TO DO:
Print all of the data exactly as written.

__________________________________________________

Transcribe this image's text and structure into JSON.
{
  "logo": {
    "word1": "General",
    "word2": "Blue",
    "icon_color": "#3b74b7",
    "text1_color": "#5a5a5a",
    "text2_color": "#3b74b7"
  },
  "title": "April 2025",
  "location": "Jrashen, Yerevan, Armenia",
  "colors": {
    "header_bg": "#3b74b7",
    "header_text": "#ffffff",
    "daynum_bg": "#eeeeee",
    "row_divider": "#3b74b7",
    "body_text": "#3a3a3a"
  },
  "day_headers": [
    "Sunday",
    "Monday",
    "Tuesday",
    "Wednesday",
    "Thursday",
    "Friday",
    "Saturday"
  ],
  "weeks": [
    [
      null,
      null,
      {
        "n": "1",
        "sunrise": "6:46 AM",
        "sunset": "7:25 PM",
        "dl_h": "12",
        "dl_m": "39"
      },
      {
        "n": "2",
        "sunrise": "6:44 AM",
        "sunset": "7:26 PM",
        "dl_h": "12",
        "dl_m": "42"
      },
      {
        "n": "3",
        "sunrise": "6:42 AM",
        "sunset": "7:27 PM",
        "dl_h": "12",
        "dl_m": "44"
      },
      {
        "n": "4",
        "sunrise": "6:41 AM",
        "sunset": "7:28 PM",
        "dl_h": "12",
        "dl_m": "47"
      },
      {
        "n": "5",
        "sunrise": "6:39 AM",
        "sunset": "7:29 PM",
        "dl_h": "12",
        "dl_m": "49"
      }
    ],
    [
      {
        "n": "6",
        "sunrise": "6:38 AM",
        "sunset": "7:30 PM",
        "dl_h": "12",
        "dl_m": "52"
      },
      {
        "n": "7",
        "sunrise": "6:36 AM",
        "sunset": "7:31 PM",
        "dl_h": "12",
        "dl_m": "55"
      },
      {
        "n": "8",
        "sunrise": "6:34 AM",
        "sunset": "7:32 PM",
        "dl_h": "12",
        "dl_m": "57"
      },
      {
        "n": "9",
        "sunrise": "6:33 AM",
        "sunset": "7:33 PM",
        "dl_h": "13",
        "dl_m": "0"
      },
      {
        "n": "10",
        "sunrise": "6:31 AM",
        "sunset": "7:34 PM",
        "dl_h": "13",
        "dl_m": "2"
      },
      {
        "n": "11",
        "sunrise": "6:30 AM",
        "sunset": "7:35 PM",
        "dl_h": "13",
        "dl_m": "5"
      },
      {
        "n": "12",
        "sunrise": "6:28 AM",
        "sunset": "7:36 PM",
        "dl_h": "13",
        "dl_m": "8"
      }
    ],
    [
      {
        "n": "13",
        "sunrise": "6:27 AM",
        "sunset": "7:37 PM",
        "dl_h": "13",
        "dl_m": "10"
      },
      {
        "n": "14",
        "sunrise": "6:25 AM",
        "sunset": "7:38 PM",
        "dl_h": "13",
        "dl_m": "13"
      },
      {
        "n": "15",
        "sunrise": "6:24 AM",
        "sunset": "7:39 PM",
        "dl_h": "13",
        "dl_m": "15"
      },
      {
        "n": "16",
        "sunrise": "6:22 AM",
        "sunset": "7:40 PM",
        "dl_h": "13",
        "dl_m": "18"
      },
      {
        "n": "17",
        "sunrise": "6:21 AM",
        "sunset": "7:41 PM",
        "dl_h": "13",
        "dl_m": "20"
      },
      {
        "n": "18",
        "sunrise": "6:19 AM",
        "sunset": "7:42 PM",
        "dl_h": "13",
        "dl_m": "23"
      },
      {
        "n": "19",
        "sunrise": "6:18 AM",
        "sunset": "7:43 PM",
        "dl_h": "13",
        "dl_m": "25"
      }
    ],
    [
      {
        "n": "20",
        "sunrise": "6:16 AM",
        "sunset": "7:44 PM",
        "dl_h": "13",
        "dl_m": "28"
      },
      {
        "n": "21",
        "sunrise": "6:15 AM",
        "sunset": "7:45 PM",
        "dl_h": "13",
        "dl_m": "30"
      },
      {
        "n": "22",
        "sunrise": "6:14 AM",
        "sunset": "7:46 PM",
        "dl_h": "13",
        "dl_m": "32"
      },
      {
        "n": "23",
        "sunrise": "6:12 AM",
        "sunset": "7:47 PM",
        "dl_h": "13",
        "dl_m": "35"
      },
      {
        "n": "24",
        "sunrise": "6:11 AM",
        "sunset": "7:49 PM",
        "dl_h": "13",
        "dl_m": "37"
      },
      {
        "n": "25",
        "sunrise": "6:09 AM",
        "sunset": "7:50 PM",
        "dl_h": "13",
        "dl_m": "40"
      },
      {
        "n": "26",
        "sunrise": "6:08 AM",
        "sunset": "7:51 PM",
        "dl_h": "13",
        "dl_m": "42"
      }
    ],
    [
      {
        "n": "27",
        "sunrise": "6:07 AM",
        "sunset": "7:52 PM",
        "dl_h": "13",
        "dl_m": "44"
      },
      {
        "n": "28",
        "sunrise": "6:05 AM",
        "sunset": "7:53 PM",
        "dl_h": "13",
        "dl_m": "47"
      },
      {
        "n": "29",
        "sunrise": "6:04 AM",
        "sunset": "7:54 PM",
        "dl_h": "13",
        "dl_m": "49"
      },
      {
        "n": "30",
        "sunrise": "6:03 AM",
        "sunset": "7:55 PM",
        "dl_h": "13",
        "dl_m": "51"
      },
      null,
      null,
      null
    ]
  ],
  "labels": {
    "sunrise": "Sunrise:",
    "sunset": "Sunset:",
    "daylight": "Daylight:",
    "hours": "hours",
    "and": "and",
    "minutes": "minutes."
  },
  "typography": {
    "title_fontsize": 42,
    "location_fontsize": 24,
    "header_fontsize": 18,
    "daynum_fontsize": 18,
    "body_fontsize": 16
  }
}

__________________________________________________

RESULT BELOW:
Transcribe this image's text and structure into JSON.
{
  "logo": {
    "word1": "General",
    "word2": "Blue",
    "icon_color": "#3b74b7",
    "text1_color": "#5a5a5a",
    "text2_color": "#3b74b7"
  },
  "title": "April 2025",
  "location": "Jrashen, Yerevan, Armenia",
  "colors": {
    "header_bg": "#3b74b7",
    "header_text": "#ffffff",
    "daynum_bg": "#eeeeee",
    "row_divider": "#3b74b7",
    "body_text": "#3a3a3a"
  },
  "day_headers": [
    "Sunday",
    "Monday",
    "Tuesday",
    "Wednesday",
    "Thursday",
    "Friday",
    "Saturday"
  ],
  "weeks": [
    [
      null,
      null,
      {
        "n": "1",
        "sunrise": "6:46 AM",
        "sunset": "7:25 PM",
        "dl_h": "12",
        "dl_m": "39"
      },
      {
        "n": "2",
        "sunrise": "6:44 AM",
        "sunset": "7:26 PM",
        "dl_h": "12",
        "dl_m": "42"
      },
      {
        "n": "3",
        "sunrise": "6:42 AM",
        "sunset": "7:27 PM",
        "dl_h": "12",
        "dl_m": "44"
      },
      {
        "n": "4",
        "sunrise": "6:41 AM",
        "sunset": "7:28 PM",
        "dl_h": "12",
        "dl_m": "47"
      },
      {
        "n": "5",
        "sunrise": "6:39 AM",
        "sunset": "7:29 PM",
        "dl_h": "12",
        "dl_m": "49"
      }
    ],
    [
      {
        "n": "6",
        "sunrise": "6:38 AM",
        "sunset": "7:30 PM",
        "dl_h": "12",
        "dl_m": "52"
      },
      {
        "n": "7",
        "sunrise": "6:36 AM",
        "sunset": "7:31 PM",
        "dl_h": "12",
        "dl_m": "55"
      },
      {
        "n": "8",
        "sunrise": "6:34 AM",
        "sunset": "7:32 PM",
        "dl_h": "12",
        "dl_m": "57"
      },
      {
        "n": "9",
        "sunrise": "6:33 AM",
        "sunset": "7:33 PM",
        "dl_h": "13",
        "dl_m": "0"
      },
      {
        "n": "10",
        "sunrise": "6:31 AM",
        "sunset": "7:34 PM",
        "dl_h": "13",
        "dl_m": "2"
      },
      {
        "n": "11",
        "sunrise": "6:30 AM",
        "sunset": "7:35 PM",
        "dl_h": "13",
        "dl_m": "5"
      },
      {
        "n": "12",
        "sunrise": "6:28 AM",
        "sunset": "7:36 PM",
        "dl_h": "13",
        "dl_m": "8"
      }
    ],
    [
      {
        "n": "13",
        "sunrise": "6:27 AM",
        "sunset": "7:37 PM",
        "dl_h": "13",
        "dl_m": "10"
      },
      {
        "n": "14",
        "sunrise": "6:25 AM",
        "sunset": "7:38 PM",
        "dl_h": "13",
        "dl_m": "13"
      },
      {
        "n": "15",
        "sunrise": "6:24 AM",
        "sunset": "7:39 PM",
        "dl_h": "13",
        "dl_m": "15"
      },
      {
        "n": "16",
        "sunrise": "6:22 AM",
        "sunset": "7:40 PM",
        "dl_h": "13",
        "dl_m": "18"
      },
      {
        "n": "17",
        "sunrise": "6:21 AM",
        "sunset": "7:41 PM",
        "dl_h": "13",
        "dl_m": "20"
      },
      {
        "n": "18",
        "sunrise": "6:19 AM",
        "sunset": "7:42 PM",
        "dl_h": "13",
        "dl_m": "23"
      },
      {
        "n": "19",
        "sunrise": "6:18 AM",
        "sunset": "7:43 PM",
        "dl_h": "13",
        "dl_m": "25"
      }
    ],
    [
      {
        "n": "20",
        "sunrise": "6:16 AM",
        "sunset": "7:44 PM",
        "dl_h": "13",
        "dl_m": "28"
      },
      {
        "n": "21",
        "sunrise": "6:15 AM",
        "sunset": "7:45 PM",
        "dl_h": "13",
        "dl_m": "30"
      },
      {
        "n": "22",
        "sunrise": "6:14 AM",
        "sunset": "7:46 PM",
        "dl_h": "13",
        "dl_m": "32"
      },
      {
        "n": "23",
        "sunrise": "6:12 AM",
        "sunset": "7:47 PM",
        "dl_h": "13",
        "dl_m": "35"
      },
      {
        "n": "24",
        "sunrise": "6:11 AM",
        "sunset": "7:49 PM",
        "dl_h": "13",
        "dl_m": "37"
      },
      {
        "n": "25",
        "sunrise": "6:09 AM",
        "sunset": "7:50 PM",
        "dl_h": "13",
        "dl_m": "40"
      },
      {
        "n": "26",
        "sunrise": "6:08 AM",
        "sunset": "7:51 PM",
        "dl_h": "13",
        "dl_m": "42"
      }
    ],
    [
      {
        "n": "27",
        "sunrise": "6:07 AM",
        "sunset": "7:52 PM",
        "dl_h": "13",
        "dl_m": "44"
      },
      {
        "n": "28",
        "sunrise": "6:05 AM",
        "sunset": "7:53 PM",
        "dl_h": "13",
        "dl_m": "47"
      },
      {
        "n": "29",
        "sunrise": "6:04 AM",
        "sunset": "7:54 PM",
        "dl_h": "13",
        "dl_m": "49"
      },
      {
        "n": "30",
        "sunrise": "6:03 AM",
        "sunset": "7:55 PM",
        "dl_h": "13",
        "dl_m": "51"
      },
      null,
      null,
      null
    ]
  ],
  "labels": {
    "sunrise": "Sunrise:",
    "sunset": "Sunset:",
    "daylight": "Daylight:",
    "hours": "hours",
    "and": "and",
    "minutes": "minutes."
  },
  "typography": {
    "title_fontsize": 42,
    "location_fontsize": 24,
    "header_fontsize": 18,
    "daynum_fontsize": 18,
    "body_fontsize": 16
  }
}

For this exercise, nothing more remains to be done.